(Recorded data)
....................
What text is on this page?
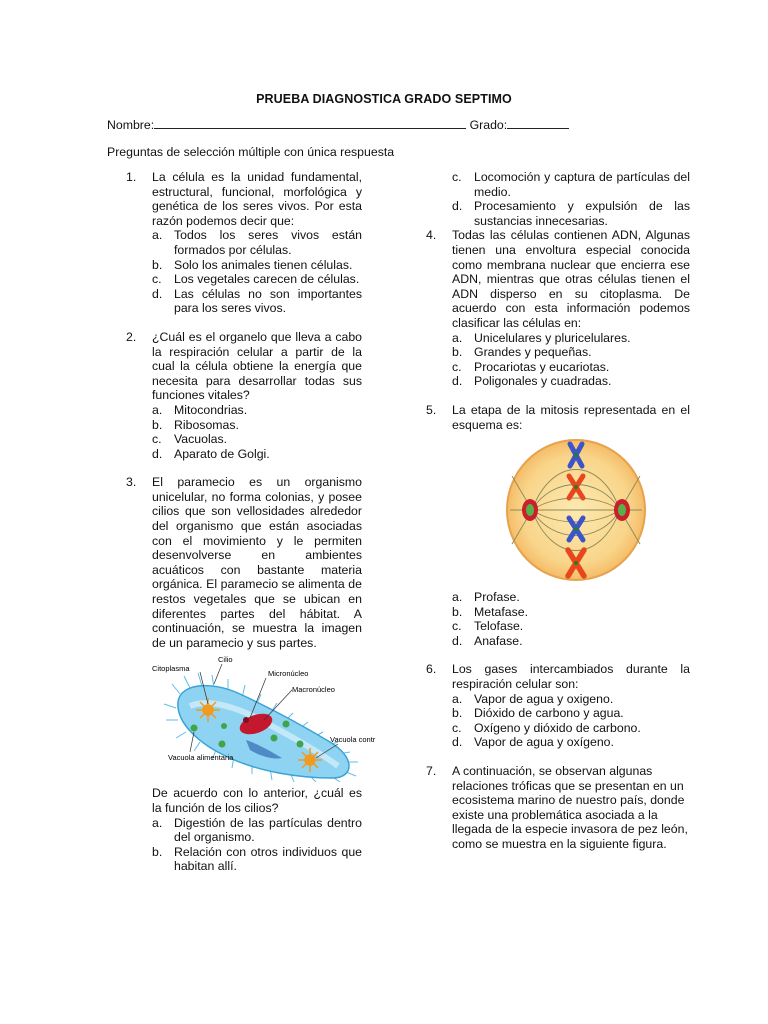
PRUEBA DIAGNOSTICA GRADO SEPTIMO
Nombre:	Grado:
Preguntas de selección múltiple con única respuesta
1. La célula es la unidad fundamental, estructural, funcional, morfológica y genética de los seres vivos. Por esta razón podemos decir que:
a. Todos los seres vivos están formados por células.
b. Solo los animales tienen células.
c. Los vegetales carecen de células.
d. Las células no son importantes para los seres vivos.
2. ¿Cuál es el organelo que lleva a cabo la respiración celular a partir de la cual la célula obtiene la energía que necesita para desarrollar todas sus funciones vitales?
a. Mitocondrias.
b. Ribosomas.
c. Vacuolas.
d. Aparato de Golgi.
3. El paramecio es un organismo unicelular, no forma colonias, y posee cilios que son vellosidades alrededor del organismo que están asociadas con el movimiento y le permiten desenvolverse en ambientes acuáticos con bastante materia orgánica. El paramecio se alimenta de restos vegetales que se ubican en diferentes partes del hábitat. A continuación, se muestra la imagen de un paramecio y sus partes.
Citoplasma
Cilio
Micronúcleo
Macronúcleo
Vacuola alimentaria
Vacuola contr
De acuerdo con lo anterior, ¿cuál es la función de los cilios?
a. Digestión de las partículas dentro del organismo.
b. Relación con otros individuos que habitan allí.
c. Locomoción y captura de partículas del medio.
d. Procesamiento y expulsión de las sustancias innecesarias.
4. Todas las células contienen ADN, Algunas tienen una envoltura especial conocida como membrana nuclear que encierra ese ADN, mientras que otras células tienen el ADN disperso en su citoplasma. De acuerdo con esta información podemos clasificar las células en:
a. Unicelulares y pluricelulares.
b. Grandes y pequeñas.
c. Procariotas y eucariotas.
d. Poligonales y cuadradas.
5. La etapa de la mitosis representada en el esquema es:
a. Profase.
b. Metafase.
c. Telofase.
d. Anafase.
6. Los gases intercambiados durante la respiración celular son:
a. Vapor de agua y oxigeno.
b. Dióxido de carbono y agua.
c. Oxígeno y dióxido de carbono.
d. Vapor de agua y oxígeno.
7. A continuación, se observan algunas relaciones tróficas que se presentan en un ecosistema marino de nuestro país, donde existe una problemática asociada a la llegada de la especie invasora de pez león, como se muestra en la siguiente figura.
....................
## [What is asked]
Within the entries above, report how many lines include "continuación", and keep the answer to the number.

## [Result of the task]
2